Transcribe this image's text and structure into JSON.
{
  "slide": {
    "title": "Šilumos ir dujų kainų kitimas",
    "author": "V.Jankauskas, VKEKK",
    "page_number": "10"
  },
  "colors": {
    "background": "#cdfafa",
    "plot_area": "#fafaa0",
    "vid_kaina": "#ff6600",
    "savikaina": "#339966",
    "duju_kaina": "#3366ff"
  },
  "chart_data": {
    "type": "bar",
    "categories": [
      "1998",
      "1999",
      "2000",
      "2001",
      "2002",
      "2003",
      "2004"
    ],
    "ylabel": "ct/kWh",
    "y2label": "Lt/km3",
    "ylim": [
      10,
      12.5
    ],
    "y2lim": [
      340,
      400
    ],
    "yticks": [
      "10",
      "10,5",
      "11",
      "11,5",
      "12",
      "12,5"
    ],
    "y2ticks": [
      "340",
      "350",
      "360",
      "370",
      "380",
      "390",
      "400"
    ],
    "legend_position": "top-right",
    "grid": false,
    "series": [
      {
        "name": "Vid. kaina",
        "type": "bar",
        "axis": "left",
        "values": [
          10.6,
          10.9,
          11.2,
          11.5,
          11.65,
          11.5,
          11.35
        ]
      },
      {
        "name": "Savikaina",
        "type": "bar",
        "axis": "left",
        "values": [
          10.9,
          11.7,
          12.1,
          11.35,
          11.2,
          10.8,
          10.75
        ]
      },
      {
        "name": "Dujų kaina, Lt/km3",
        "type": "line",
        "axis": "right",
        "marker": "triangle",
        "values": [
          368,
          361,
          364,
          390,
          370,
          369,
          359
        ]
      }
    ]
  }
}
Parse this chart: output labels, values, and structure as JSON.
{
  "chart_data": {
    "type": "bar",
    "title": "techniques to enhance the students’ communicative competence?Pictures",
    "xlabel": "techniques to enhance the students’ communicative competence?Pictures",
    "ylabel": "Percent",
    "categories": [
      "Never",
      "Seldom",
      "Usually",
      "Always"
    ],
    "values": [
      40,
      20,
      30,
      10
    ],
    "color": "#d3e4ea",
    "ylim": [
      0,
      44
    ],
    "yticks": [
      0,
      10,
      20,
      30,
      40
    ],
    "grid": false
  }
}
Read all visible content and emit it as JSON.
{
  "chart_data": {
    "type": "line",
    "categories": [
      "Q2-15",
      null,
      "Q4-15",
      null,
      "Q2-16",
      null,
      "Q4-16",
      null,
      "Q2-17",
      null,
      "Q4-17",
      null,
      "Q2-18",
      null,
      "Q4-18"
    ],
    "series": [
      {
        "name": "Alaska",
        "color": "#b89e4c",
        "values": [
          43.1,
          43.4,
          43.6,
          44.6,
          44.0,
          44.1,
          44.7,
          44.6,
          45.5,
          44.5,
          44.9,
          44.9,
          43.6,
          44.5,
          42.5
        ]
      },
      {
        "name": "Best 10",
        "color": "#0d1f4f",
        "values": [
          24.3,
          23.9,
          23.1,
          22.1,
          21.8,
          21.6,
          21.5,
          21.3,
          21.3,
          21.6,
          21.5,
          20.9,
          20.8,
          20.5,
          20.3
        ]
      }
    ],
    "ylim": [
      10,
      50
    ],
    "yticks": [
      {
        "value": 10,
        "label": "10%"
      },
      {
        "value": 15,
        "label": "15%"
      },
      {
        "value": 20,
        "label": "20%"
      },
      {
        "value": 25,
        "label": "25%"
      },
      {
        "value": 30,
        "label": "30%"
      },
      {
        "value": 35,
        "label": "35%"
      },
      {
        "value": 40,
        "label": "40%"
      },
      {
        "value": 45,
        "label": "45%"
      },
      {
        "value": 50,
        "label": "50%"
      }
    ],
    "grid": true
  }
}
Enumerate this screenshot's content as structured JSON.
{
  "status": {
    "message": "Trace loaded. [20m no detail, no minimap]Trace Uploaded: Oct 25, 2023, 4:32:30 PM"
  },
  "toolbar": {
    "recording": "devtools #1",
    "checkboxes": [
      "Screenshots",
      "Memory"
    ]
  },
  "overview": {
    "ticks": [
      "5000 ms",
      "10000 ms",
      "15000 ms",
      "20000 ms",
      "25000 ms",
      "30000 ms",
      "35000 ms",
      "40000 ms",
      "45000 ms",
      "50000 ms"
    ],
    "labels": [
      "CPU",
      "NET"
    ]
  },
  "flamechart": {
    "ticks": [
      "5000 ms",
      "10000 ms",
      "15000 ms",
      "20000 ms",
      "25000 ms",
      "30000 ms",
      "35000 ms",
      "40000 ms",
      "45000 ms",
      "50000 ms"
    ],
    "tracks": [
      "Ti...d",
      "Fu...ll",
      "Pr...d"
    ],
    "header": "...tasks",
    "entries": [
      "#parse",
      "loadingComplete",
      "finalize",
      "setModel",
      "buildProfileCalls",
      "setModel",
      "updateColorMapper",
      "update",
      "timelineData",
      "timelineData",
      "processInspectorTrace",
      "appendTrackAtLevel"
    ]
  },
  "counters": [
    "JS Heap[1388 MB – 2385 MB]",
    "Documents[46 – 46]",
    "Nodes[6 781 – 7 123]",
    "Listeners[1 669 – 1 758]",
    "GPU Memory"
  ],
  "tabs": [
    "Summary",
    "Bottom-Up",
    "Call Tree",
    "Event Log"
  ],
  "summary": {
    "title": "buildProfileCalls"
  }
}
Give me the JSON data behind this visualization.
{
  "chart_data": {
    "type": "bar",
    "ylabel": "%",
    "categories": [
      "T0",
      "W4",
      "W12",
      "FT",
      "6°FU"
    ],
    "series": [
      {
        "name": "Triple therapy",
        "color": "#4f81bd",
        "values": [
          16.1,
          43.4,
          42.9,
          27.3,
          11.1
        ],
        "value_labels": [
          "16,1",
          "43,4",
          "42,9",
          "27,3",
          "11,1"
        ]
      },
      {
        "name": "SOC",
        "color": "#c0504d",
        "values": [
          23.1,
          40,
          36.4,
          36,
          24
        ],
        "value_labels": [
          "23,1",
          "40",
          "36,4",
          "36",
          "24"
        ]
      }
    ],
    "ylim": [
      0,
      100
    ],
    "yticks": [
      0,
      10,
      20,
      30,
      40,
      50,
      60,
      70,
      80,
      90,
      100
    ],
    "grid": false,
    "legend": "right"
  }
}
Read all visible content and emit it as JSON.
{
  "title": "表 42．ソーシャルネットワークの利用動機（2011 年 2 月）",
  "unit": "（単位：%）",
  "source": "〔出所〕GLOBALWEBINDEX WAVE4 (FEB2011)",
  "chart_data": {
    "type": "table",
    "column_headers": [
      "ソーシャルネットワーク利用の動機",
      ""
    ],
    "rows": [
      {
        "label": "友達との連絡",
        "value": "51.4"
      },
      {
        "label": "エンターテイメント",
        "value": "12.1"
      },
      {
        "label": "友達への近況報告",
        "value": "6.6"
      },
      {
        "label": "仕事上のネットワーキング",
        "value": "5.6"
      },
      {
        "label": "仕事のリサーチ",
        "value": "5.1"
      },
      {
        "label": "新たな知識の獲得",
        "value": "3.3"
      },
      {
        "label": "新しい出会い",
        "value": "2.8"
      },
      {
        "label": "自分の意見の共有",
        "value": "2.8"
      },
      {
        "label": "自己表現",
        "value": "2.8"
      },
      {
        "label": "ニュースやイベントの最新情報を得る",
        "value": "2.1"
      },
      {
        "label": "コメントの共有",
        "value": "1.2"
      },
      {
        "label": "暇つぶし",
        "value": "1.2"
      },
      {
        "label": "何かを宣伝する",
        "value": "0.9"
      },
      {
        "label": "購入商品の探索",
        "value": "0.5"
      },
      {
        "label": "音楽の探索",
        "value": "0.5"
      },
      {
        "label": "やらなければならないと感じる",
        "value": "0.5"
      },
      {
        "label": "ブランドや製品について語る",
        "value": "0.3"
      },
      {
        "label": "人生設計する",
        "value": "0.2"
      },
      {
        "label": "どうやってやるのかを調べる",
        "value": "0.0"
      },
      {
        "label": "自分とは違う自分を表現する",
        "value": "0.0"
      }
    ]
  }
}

____________

EXERCISE DESCRIPTION:
Identify and list each line with the word "name".

WORKED SOLUTION:
        "name": "Vid. kaina",
        "name": "Savikaina",
        "name": "Dujų kaina, Lt/km3",
        "name": "Alaska",
        "name": "Best 10",
        "name": "Triple therapy",
        "name": "SOC",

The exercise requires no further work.